start Quoted text

Combining these inequalities, we infer that

$$\begin{aligned} \Vert \nabla \bar{\phi }\Vert _{\bar{\nu }}^2 \le \frac{1}{2}\sum _{y,y'\in \mathcal {Y}}(\phi _y - \phi _{y'})^2\Lambda (\nu _y Q_{yy'}, \nu _{y'} Q_{y'y}) = \Vert \nabla \phi \Vert _{\nu }^2 , \end{aligned}$$

which completes the proof. \(\square \)

The following result shows that any pair of measures supported in a set \(\mathcal {Y}\) with the retraction property can be connected by a geodesic supported in \(\mathcal {Y}\).

Theorem 4.11

(Weak locality under the retraction property) Let \((\mathcal {X}, Q, \pi )\) be a Markov triple, and let \(\mathcal {Y}\) be a subset of \(\mathcal {X}\) with the retraction property. For all \(\mu ^0,\mu ^1 \in \mathcal {P}(\mathcal {X})\) with support in \(\mathcal {Y}\) there exists a minimising \(\mathcal {W}\)-geodesic \((\mu _t)_{t \in [0,1]} \subseteq \mathcal {P}(\mathcal {X})\) connecting \(\mu ^0\) and \(\mu ^1\) such that \(\mu _t\) has support in \(\mathcal {Y}\) for all \(t\in [0,1]\).

In fact, we will show that any \(\mathcal {W}_\mathcal {Y}\)-geodesic \((\mu _t)_t \subseteq \mathcal {P}(\mathcal {Y})\) is also a \(\mathcal {W}_\mathcal {X}\)-geodesic when regarded as a curve in \(\mathcal {P}(\mathcal {X})\).

Proof

Let \((\mu _t)_t\) be a minimising geodesic in \(\mathcal {P}(\mathcal {Y})\) satisfying the continuity Eq. (2.1) with momentum vector field \((V_t)_t\). Consider the extension to \(\mathcal {X}\) defined by \(\bar{\mu }_t(x)=0\) if \(x\notin \mathcal {Y}\) and \(\bar{V}_t(x,x')=0\) if \(x\notin \mathcal {Y}\) or \(x'\notin \mathcal {Y}\). Clearly, \((\bar{\mu }_t,\bar{V}_t)_t\) has the same action as \((\mu _t,V_t)_t\).

end Quoted text

Short exercise 1 ->
Duplicate the part of the excerpt on weak locality between "The following result" and "all \(t\in [0,1]\).", inclusive.
Short exercise 2 ->
In the proof of Theorem 4.11 in the excerpt on weak locality, explain how the minimising geodesic in P(Y) and its momentum vector field are extended to X. State what the excerpt says about the action of the extension. Answer in one to three sentences.
Short exercise 3 ->
Answer these questions on the excerpt on weak locality:
(a) What property must the subset Y of X have in Theorem 4.11?
(b) Which equation does the minimising geodesic in P(Y) satisfy at the start of the proof?
(c) What descriptive title is given in parentheses for Theorem 4.11?

start Data block

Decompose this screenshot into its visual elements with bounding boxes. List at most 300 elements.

end Data block

Correct result 1 ->
The following result shows that any pair of measures supported in a set \(\mathcal {Y}\) with the retraction property can be connected by a geodesic supported in \(\mathcal {Y}\).

Theorem 4.11

(Weak locality under the retraction property) Let \((\mathcal {X}, Q, \pi )\) be a Markov triple, and let \(\mathcal {Y}\) be a subset of \(\mathcal {X}\) with the retraction property. For all \(\mu ^0,\mu ^1 \in \mathcal {P}(\mathcal {X})\) with support in \(\mathcal {Y}\) there exists a minimising \(\mathcal {W}\)-geodesic \((\mu _t)_{t \in [0,1]} \subseteq \mathcal {P}(\mathcal {X})\) connecting \(\mu ^0\) and \(\mu ^1\) such that \(\mu _t\) has support in \(\mathcal {Y}\) for all \(t\in [0,1]\).

Correct result 2 ->
The measure is extended by setting it to zero at every point x not in Y. The momentum vector field is set to zero whenever x or x' is not in Y. The excerpt states that the extended pair has the same action as the original pair.

Correct result 3 ->
(a) The retraction property.
(b) The continuity Eq. (2.1).
(c) Weak locality under the retraction property.